Data entries:
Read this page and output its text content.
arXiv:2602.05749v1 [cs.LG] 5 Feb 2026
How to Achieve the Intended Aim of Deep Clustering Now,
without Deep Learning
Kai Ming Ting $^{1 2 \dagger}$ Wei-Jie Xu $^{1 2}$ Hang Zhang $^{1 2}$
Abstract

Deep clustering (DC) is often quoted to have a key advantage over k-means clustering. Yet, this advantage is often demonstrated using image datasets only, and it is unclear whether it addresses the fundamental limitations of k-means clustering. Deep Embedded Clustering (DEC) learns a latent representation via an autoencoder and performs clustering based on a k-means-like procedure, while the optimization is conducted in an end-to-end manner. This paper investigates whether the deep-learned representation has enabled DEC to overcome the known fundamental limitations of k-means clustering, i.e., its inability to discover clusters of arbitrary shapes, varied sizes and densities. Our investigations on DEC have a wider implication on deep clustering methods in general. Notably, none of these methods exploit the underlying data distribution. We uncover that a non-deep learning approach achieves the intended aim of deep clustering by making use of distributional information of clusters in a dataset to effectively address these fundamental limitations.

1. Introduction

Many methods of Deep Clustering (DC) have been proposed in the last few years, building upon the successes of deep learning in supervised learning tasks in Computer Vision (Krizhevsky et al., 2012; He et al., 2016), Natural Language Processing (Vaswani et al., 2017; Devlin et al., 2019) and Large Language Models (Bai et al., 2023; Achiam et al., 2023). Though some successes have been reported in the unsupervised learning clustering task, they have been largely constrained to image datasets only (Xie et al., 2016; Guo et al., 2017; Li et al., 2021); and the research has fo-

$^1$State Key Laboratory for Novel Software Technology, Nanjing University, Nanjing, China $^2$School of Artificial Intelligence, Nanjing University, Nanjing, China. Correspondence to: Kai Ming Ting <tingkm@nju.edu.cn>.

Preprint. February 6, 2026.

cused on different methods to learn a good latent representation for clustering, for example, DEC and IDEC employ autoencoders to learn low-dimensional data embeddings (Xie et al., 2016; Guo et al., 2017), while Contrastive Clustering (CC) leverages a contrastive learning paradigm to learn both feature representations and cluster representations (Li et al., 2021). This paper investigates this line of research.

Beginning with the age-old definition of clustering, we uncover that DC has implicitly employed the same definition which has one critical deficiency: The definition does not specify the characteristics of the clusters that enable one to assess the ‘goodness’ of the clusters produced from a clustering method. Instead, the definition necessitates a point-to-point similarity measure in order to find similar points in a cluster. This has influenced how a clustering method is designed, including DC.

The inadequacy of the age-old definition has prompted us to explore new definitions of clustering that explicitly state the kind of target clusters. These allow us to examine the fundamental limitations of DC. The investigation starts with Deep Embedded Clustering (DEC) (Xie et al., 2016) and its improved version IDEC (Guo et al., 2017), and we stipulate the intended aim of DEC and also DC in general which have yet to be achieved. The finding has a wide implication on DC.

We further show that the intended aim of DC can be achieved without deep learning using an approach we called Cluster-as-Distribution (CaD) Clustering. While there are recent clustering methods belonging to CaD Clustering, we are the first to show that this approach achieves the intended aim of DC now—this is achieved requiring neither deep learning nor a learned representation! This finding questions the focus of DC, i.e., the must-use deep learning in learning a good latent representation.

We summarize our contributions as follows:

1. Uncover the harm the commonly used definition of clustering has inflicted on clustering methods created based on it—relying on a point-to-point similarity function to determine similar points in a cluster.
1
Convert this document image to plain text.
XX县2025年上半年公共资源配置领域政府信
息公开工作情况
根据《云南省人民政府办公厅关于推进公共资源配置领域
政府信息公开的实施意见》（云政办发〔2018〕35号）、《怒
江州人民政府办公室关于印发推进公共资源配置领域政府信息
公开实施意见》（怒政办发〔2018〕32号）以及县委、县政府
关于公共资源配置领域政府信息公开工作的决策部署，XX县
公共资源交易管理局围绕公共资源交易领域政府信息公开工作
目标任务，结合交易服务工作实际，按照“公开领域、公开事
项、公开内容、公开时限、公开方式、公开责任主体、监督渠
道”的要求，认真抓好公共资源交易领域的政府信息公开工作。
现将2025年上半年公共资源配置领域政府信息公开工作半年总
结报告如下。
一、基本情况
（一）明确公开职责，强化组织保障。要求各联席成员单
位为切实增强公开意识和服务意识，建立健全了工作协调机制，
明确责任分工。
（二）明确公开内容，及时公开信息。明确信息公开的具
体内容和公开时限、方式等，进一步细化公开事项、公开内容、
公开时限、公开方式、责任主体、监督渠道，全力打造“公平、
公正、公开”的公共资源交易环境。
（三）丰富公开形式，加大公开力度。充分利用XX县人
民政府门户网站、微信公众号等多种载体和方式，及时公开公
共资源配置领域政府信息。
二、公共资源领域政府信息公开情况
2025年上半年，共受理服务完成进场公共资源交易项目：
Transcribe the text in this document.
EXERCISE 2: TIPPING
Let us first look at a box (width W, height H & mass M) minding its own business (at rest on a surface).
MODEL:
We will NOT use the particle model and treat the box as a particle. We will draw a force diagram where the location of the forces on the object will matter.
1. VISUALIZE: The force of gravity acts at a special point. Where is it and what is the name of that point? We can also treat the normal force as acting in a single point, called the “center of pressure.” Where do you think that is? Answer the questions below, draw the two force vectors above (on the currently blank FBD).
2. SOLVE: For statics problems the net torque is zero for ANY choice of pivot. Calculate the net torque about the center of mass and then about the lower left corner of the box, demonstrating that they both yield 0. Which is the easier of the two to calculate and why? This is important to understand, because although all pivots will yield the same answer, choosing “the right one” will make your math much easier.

What you need to do:
Pick out the lines containing the string "draw".

Answer for this exercise:
We will NOT use the particle model and treat the box as a particle. We will draw a force diagram where the location of the forces on the object will matter.
1. VISUALIZE: The force of gravity acts at a special point. Where is it and what is the name of that point? We can also treat the normal force as acting in a single point, called the “center of pressure.” Where do you think that is? Answer the questions below, draw the two force vectors above (on the currently blank FBD).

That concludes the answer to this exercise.